--- INPUT RECORDS ---

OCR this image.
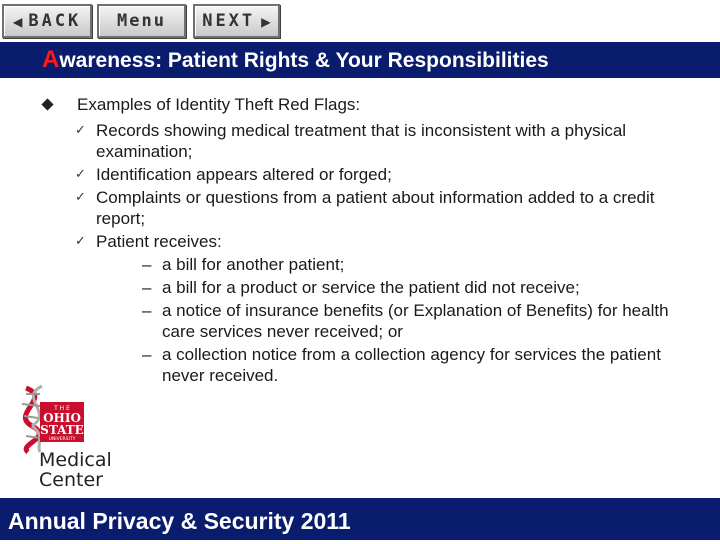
◀ BACK Menu NEXT ▶
Awareness: Patient Rights & Your Responsibilities
Examples of Identity Theft Red Flags:
✓ Records showing medical treatment that is inconsistent with a physical examination;
✓ Identification appears altered or forged;
✓ Complaints or questions from a patient about information added to a credit report;
✓ Patient receives:
– a bill for another patient;
– a bill for a product or service the patient did not receive;
– a notice of insurance benefits (or Explanation of Benefits) for health care services never received; or
– a collection notice from a collection agency for services the patient never received.
T H E
OHIO
STATE
UNIVERSITY
Medical
Center
Annual Privacy & Security 2011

---

GIVEN INSTRUCTION >> Each entry gets copied exactly; the pictures stay out.

RESULT FOR THIS EXERCISE >>
OCR this image.
◀ BACK Menu NEXT ▶
Awareness: Patient Rights & Your Responsibilities
Examples of Identity Theft Red Flags:
✓ Records showing medical treatment that is inconsistent with a physical examination;
✓ Identification appears altered or forged;
✓ Complaints or questions from a patient about information added to a credit report;
✓ Patient receives:
– a bill for another patient;
– a bill for a product or service the patient did not receive;
– a notice of insurance benefits (or Explanation of Benefits) for health care services never received; or
– a collection notice from a collection agency for services the patient never received.
T H E
OHIO
STATE
UNIVERSITY
Medical
Center
Annual Privacy & Security 2011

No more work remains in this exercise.